Filter the records for lines holding the string "Оформление".

##########

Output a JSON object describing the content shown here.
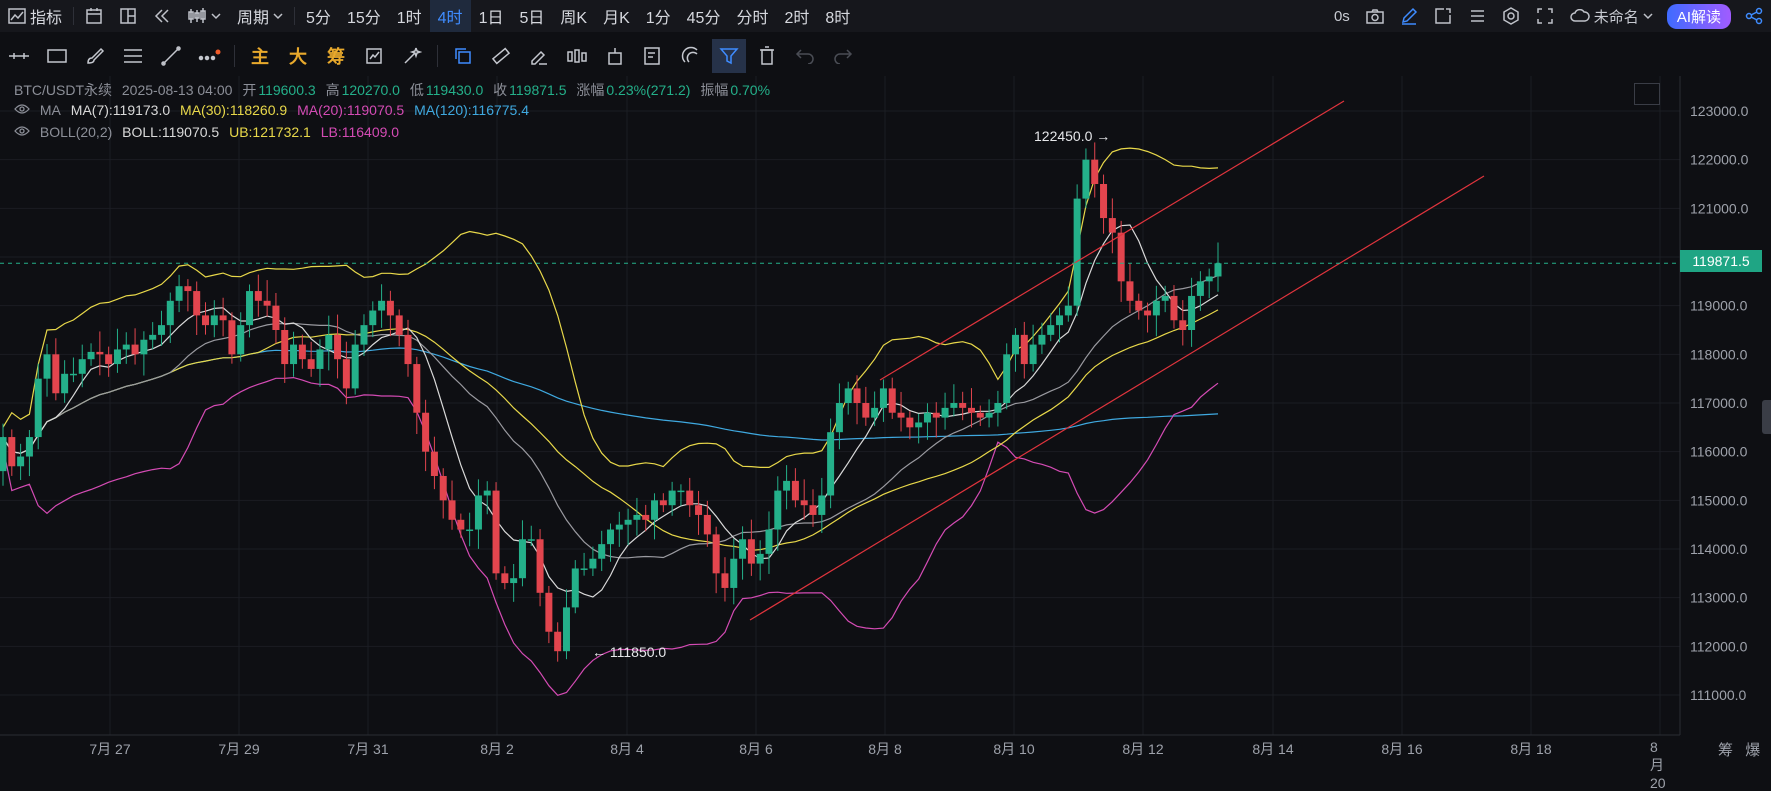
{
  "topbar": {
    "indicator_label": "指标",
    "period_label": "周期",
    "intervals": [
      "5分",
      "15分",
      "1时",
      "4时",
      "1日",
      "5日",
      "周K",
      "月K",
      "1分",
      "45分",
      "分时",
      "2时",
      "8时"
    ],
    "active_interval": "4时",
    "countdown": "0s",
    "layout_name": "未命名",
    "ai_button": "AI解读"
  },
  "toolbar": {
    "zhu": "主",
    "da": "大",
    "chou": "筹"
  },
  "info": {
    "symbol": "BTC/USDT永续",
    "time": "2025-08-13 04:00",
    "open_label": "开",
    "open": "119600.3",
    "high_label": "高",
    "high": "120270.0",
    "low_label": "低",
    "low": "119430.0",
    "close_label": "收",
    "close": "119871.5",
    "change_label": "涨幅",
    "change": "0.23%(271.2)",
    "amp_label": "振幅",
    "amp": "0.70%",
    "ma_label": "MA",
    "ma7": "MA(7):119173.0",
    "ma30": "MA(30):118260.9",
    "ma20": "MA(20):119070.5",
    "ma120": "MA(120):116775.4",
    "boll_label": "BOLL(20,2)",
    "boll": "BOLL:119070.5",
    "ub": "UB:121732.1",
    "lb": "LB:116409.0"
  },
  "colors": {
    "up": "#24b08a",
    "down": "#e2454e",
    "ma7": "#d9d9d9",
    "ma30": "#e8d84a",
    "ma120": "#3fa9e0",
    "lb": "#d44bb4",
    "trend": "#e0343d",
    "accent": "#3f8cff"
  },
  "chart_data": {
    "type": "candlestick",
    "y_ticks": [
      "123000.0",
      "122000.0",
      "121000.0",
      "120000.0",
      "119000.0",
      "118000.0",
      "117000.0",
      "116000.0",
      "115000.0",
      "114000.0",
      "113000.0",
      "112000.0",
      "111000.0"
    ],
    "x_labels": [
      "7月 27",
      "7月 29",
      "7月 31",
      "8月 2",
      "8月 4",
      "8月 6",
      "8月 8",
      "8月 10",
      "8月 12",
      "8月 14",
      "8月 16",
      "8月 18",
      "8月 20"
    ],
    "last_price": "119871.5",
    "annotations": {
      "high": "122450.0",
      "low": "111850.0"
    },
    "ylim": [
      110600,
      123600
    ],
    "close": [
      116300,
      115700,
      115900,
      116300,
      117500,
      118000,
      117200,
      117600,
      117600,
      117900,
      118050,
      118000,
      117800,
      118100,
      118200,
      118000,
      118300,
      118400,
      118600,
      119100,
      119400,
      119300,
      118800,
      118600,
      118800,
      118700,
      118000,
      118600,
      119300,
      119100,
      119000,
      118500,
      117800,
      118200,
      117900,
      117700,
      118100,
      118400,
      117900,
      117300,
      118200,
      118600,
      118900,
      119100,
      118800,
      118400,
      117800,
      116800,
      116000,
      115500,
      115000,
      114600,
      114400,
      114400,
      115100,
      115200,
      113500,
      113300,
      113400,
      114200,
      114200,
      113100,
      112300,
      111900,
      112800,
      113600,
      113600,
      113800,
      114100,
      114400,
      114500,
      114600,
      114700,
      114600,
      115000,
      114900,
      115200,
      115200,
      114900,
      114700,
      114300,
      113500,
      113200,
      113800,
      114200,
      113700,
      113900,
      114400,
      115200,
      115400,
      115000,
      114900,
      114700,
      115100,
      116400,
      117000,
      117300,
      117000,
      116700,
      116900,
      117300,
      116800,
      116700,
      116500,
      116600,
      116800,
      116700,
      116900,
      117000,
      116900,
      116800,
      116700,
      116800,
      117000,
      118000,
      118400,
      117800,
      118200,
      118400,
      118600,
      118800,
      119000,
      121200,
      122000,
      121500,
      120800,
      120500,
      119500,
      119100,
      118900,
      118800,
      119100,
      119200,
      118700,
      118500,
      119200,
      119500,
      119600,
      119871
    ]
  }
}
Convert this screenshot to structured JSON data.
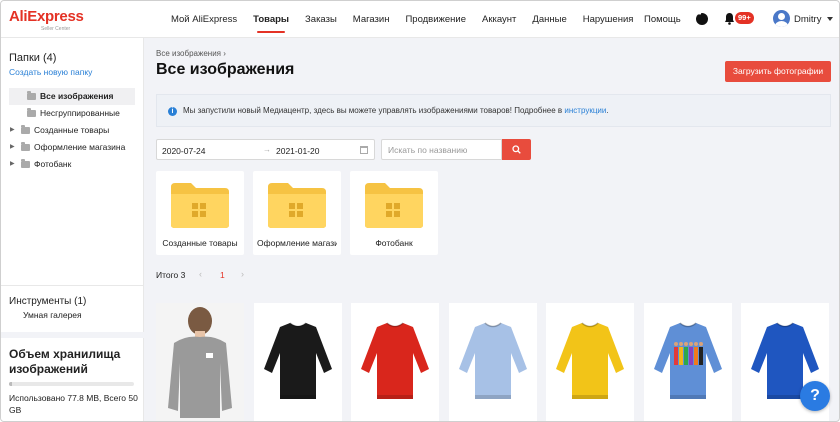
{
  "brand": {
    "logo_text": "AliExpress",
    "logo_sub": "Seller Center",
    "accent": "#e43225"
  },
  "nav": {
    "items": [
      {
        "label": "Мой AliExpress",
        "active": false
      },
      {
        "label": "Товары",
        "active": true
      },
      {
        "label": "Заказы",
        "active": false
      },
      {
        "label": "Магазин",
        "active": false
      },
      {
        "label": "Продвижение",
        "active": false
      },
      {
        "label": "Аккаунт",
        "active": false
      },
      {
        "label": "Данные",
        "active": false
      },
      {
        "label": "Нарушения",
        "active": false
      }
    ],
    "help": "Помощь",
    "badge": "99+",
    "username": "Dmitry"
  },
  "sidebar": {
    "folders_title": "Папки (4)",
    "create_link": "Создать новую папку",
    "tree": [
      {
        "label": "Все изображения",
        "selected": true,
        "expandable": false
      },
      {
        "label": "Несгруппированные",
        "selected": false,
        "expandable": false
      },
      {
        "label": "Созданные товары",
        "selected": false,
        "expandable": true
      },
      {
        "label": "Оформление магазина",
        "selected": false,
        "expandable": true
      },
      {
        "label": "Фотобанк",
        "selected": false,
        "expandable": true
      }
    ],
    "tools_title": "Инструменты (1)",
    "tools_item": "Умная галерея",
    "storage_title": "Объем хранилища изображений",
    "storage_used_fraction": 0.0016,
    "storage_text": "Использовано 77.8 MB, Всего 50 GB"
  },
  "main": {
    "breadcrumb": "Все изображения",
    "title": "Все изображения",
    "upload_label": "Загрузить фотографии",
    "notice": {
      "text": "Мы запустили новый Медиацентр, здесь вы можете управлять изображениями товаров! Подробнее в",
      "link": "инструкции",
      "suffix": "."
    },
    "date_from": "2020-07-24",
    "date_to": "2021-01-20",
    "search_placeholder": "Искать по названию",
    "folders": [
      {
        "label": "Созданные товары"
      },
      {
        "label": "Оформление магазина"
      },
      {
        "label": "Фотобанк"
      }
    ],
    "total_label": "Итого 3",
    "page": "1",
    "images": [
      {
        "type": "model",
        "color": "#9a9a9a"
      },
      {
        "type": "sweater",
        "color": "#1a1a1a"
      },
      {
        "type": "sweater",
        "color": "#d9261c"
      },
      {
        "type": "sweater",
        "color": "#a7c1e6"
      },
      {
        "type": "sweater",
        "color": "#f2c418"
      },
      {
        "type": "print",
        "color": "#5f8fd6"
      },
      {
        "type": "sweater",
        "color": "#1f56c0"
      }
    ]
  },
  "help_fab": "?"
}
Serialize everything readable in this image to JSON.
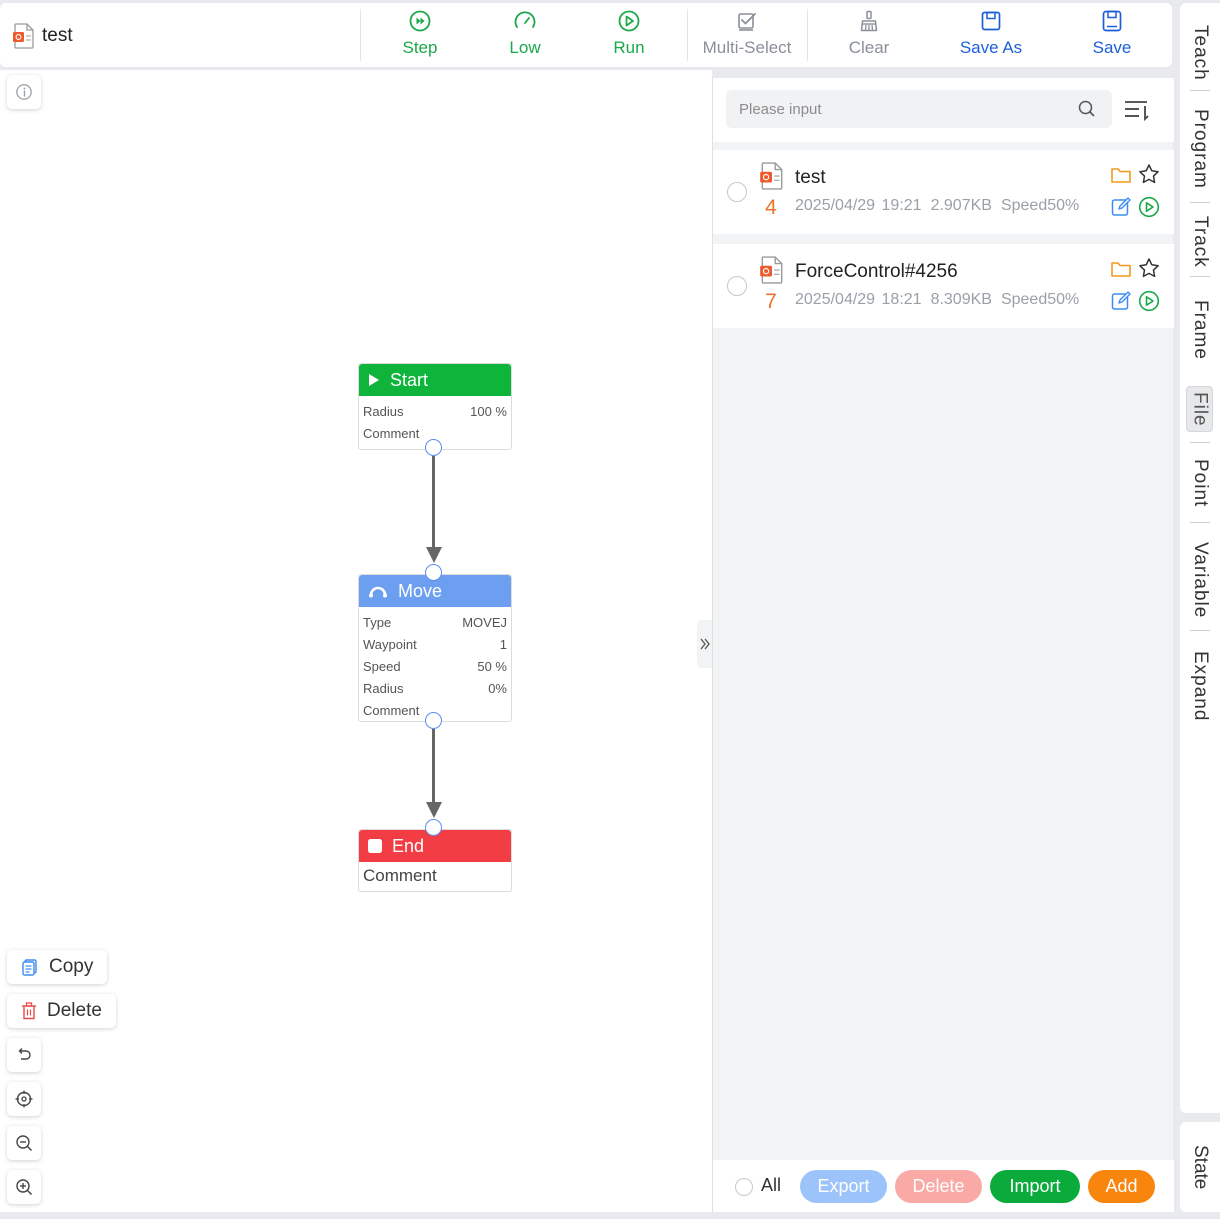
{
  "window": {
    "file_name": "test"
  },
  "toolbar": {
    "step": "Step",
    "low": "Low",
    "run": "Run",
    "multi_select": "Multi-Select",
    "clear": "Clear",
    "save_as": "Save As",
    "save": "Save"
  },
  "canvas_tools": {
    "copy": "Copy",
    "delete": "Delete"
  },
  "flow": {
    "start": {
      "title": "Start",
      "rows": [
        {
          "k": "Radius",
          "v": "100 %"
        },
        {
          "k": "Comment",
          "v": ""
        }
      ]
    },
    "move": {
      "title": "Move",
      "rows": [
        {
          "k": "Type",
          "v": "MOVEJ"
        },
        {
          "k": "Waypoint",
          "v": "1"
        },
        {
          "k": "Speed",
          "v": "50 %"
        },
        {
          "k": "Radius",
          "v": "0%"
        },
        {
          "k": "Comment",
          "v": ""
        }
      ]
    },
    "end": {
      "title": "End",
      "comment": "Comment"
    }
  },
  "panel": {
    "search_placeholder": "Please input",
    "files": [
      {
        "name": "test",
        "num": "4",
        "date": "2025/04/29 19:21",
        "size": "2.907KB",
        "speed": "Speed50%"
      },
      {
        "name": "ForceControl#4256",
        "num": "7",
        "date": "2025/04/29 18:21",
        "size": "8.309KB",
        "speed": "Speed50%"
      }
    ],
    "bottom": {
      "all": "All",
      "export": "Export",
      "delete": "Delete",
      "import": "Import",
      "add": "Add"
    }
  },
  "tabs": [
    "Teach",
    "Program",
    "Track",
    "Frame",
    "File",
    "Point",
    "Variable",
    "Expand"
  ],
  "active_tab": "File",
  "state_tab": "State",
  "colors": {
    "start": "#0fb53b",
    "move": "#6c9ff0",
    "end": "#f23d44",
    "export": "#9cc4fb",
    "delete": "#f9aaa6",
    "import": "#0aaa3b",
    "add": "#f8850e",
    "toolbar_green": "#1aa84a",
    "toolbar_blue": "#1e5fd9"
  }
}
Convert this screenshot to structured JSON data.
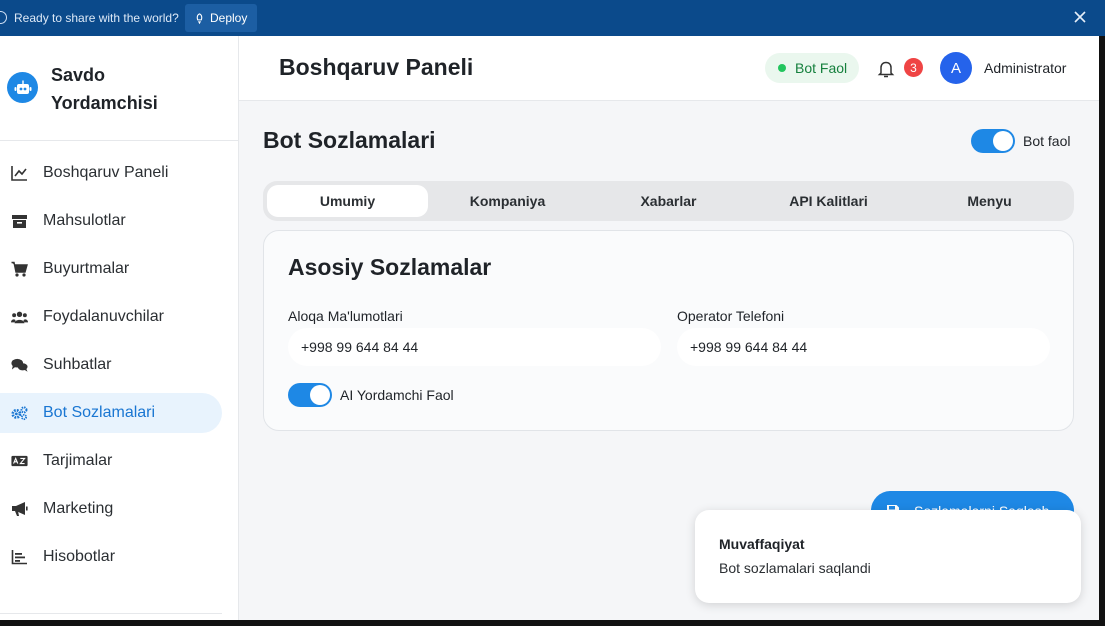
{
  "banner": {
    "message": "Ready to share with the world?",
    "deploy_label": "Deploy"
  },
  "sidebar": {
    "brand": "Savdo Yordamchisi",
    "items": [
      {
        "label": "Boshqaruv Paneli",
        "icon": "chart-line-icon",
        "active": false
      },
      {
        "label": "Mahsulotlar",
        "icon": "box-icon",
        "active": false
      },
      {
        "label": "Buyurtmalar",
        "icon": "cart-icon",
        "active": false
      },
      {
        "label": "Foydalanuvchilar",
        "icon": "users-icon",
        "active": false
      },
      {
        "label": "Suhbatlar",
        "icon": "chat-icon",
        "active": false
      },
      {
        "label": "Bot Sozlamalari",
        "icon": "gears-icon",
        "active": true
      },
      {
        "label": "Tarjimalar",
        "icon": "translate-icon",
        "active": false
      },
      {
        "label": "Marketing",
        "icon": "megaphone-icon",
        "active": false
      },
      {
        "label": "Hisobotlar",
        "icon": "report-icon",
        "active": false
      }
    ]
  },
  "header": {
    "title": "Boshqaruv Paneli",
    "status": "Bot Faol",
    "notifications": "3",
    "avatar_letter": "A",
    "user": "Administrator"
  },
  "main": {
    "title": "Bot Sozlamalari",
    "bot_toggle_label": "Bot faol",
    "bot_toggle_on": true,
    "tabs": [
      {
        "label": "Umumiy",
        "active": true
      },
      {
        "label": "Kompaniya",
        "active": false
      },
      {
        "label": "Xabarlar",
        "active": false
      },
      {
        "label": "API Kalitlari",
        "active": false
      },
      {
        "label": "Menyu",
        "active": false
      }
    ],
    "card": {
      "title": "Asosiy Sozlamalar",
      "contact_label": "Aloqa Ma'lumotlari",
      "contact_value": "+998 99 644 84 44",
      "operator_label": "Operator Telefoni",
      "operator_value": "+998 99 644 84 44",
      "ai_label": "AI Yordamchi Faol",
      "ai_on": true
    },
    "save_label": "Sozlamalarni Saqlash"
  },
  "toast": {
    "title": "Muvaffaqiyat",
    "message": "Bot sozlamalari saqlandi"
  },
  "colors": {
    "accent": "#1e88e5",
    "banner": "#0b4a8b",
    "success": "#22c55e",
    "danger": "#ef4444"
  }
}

##########

_FINAL RESULT_:
        "label": "Оформление магазина",
        "label": "Оформление магазина"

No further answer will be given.